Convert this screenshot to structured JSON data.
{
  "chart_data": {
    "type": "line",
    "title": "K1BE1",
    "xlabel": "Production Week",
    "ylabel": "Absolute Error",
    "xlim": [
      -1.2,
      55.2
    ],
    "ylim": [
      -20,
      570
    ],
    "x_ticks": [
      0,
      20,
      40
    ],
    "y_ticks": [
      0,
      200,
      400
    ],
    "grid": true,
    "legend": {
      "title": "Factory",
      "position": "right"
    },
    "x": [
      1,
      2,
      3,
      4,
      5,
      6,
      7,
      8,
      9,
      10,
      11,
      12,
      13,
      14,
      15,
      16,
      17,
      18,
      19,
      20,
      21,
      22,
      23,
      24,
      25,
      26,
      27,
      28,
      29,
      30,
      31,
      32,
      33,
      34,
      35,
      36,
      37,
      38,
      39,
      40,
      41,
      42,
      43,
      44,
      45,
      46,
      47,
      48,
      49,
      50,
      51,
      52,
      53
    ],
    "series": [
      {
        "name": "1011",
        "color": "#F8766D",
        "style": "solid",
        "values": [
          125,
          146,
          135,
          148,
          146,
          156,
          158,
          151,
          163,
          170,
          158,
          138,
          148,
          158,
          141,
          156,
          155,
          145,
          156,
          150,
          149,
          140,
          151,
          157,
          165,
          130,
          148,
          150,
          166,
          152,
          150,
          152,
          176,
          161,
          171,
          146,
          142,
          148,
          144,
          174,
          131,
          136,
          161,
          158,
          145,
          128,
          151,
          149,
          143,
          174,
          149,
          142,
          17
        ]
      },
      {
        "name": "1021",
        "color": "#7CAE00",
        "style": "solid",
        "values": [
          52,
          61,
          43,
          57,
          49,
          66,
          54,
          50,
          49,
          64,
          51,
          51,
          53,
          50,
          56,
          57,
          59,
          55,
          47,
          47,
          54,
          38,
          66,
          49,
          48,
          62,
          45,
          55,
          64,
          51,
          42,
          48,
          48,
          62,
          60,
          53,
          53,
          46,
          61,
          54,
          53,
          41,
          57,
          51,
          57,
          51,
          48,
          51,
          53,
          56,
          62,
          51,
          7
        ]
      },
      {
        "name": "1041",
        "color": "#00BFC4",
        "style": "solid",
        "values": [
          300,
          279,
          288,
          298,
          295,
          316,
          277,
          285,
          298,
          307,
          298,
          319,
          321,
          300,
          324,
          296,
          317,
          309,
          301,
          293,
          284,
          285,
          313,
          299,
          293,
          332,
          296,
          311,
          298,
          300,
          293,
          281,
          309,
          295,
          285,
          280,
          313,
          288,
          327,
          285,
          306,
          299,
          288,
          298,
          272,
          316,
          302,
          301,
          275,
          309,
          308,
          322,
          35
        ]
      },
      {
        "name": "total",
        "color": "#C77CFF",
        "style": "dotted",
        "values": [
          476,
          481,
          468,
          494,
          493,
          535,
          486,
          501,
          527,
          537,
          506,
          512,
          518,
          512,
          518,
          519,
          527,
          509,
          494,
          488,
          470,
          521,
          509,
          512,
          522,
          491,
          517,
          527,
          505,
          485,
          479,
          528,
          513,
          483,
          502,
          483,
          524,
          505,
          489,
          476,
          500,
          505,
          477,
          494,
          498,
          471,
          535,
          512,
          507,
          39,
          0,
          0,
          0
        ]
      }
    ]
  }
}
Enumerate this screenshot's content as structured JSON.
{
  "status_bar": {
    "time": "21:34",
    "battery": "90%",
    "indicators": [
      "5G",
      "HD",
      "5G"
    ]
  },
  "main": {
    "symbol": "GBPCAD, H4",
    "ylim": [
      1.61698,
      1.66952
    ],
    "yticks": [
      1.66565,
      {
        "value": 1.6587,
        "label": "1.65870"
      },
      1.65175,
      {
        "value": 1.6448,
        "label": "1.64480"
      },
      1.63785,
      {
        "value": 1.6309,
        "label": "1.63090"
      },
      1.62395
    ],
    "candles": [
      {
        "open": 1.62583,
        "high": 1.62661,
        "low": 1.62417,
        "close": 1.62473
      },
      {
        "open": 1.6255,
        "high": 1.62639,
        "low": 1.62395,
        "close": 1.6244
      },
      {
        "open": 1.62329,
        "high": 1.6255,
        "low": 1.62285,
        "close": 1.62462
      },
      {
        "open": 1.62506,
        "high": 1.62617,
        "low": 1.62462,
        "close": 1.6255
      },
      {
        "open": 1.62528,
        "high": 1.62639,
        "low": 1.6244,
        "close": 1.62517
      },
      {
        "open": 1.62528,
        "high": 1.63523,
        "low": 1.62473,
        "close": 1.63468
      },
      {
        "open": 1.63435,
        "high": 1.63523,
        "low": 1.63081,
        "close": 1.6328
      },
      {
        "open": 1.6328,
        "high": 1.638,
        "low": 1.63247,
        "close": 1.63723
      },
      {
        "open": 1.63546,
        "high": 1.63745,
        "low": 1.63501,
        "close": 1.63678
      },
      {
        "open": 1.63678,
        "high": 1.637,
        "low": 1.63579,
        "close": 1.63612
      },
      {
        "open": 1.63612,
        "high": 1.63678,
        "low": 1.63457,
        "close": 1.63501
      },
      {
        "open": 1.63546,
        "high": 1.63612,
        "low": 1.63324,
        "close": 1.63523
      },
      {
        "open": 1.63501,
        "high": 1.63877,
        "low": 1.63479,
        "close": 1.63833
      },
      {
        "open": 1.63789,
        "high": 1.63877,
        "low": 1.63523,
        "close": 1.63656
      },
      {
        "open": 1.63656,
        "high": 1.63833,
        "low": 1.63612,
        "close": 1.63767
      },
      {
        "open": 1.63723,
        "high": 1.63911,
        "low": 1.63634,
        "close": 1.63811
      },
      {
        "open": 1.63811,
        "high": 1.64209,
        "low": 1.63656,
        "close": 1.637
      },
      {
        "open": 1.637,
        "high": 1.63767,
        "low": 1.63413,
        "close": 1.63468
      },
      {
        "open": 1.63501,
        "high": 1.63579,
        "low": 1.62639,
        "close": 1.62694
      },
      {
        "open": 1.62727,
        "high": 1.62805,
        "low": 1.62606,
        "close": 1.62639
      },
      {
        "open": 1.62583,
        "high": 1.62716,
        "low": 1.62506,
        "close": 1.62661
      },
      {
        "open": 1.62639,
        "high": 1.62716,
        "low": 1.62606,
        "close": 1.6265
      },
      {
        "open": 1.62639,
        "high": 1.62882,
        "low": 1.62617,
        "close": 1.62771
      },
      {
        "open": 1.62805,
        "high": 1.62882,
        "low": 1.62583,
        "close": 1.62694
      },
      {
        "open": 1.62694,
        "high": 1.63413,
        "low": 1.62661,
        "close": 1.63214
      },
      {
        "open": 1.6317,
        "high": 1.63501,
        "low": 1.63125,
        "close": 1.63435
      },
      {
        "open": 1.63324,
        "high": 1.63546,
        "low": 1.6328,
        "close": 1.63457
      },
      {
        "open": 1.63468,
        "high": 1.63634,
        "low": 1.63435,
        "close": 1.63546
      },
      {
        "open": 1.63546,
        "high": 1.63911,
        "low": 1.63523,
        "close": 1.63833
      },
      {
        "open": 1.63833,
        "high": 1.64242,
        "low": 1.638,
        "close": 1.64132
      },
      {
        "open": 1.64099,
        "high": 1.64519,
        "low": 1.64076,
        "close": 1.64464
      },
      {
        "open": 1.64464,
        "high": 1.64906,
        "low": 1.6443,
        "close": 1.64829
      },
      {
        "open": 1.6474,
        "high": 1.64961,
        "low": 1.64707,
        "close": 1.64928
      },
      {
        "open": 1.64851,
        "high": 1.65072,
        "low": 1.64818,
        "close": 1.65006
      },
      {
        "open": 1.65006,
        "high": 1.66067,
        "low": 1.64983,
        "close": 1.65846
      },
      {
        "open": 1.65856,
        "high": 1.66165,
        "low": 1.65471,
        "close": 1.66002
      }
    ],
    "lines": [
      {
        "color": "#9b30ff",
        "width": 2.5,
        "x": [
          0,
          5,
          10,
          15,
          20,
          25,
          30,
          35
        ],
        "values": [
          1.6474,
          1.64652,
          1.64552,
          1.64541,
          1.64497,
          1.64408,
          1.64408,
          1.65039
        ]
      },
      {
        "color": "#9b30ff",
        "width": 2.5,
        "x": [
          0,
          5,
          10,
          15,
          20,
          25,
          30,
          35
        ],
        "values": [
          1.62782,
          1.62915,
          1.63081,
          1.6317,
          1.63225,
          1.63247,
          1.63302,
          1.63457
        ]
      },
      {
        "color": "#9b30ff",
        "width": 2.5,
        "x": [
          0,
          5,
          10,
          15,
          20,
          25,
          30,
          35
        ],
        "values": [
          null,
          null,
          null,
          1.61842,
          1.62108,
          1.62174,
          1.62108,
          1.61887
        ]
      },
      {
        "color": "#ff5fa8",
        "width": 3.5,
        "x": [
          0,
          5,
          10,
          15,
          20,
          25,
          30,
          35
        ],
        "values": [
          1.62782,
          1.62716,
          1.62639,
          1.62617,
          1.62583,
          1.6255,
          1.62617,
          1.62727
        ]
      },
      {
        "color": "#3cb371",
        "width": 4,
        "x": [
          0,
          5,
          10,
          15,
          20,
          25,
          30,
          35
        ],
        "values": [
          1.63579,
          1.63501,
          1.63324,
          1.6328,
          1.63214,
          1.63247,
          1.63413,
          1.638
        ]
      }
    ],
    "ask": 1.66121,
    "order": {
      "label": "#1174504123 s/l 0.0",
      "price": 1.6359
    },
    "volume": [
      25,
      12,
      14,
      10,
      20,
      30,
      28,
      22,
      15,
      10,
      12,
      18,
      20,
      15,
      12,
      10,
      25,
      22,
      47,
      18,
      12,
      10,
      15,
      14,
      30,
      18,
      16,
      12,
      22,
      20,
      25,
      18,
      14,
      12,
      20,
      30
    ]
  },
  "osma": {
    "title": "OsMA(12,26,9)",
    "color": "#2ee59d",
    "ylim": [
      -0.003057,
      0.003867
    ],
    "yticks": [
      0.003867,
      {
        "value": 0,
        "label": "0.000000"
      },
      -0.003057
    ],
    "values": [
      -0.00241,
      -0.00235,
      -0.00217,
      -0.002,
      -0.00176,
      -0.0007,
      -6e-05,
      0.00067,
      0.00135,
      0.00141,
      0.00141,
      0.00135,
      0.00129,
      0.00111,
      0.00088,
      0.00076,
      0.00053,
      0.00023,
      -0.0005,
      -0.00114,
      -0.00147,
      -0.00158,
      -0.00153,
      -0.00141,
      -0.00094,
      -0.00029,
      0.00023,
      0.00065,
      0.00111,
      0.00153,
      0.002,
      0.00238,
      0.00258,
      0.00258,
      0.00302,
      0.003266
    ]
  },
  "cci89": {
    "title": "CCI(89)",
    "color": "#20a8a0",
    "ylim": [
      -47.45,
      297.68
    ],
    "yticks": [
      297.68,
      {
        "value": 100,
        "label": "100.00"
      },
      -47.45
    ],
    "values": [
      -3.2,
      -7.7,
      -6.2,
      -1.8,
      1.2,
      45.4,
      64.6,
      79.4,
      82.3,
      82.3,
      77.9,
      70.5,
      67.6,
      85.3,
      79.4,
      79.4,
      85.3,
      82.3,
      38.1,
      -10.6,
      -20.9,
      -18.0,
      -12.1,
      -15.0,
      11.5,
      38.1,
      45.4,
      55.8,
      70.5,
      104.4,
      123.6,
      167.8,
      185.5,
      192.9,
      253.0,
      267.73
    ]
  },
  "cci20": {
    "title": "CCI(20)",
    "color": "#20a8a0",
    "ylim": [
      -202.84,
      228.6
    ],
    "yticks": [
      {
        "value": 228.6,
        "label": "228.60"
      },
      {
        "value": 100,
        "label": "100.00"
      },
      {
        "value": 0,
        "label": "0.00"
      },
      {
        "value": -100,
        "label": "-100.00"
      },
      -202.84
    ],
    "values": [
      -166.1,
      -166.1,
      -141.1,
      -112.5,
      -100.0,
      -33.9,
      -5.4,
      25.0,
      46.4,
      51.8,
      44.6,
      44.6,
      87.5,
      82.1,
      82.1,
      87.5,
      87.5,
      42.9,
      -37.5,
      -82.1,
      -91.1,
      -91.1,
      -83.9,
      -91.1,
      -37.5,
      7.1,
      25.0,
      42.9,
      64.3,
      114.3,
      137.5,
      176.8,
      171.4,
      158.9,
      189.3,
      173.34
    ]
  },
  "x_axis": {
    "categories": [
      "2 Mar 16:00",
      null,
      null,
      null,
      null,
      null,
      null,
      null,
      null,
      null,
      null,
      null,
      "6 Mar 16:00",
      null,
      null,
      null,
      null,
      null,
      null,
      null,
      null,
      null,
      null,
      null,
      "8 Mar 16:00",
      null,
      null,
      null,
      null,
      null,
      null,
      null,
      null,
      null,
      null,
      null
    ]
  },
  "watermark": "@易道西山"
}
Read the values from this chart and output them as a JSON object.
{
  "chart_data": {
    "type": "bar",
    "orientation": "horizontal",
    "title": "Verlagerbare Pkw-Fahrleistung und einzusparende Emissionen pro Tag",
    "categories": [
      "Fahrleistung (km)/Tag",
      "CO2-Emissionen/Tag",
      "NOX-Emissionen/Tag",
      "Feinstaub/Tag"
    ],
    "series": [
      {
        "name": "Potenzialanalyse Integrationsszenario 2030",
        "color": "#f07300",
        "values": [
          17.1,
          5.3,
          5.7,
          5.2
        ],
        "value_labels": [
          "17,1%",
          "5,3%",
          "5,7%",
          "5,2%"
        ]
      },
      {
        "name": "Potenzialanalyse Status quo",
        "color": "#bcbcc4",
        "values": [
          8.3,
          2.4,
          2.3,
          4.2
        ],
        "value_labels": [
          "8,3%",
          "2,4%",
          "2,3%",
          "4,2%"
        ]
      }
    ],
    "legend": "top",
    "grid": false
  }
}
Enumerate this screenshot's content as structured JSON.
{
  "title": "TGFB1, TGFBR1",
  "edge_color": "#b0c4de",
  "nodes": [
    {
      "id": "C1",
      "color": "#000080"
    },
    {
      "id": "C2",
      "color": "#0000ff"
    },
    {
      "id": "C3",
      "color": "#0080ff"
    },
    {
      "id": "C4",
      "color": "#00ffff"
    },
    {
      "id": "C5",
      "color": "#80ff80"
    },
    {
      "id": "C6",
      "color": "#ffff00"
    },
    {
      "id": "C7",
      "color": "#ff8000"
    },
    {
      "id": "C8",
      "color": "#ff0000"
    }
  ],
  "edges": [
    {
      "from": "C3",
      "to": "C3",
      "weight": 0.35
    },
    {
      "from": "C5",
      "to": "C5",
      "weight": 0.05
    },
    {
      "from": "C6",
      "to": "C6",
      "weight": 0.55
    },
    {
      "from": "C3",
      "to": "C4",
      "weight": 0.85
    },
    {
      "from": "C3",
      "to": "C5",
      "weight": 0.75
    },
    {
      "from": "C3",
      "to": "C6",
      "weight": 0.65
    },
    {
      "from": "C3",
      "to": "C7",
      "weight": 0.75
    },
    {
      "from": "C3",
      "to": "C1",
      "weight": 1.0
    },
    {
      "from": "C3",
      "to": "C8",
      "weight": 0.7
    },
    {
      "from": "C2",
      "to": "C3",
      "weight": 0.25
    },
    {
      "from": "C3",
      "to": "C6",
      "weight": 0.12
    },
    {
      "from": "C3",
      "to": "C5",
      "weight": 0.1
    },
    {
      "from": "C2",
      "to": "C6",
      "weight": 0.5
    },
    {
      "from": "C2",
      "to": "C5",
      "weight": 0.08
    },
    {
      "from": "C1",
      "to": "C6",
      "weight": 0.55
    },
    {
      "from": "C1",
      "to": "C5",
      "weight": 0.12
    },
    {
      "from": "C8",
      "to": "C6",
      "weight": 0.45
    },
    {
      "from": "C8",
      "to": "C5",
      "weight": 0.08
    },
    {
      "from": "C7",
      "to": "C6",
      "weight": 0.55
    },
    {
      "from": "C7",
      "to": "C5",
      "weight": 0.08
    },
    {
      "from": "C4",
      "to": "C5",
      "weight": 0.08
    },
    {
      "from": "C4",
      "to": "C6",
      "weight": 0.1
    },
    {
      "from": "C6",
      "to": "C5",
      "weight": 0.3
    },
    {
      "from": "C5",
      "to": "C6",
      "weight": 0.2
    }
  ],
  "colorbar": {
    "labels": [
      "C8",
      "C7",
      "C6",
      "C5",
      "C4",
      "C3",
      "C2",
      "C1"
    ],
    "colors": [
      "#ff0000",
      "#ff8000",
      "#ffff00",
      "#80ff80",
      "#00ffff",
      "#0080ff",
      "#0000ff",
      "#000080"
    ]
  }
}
○ ○ ○ ○
Instructions to follow. Pick out each line that holds the string "Potenzialanalyse".

Response for this exercise.
        "name": "Potenzialanalyse Integrationsszenario 2030",
        "name": "Potenzialanalyse Status quo",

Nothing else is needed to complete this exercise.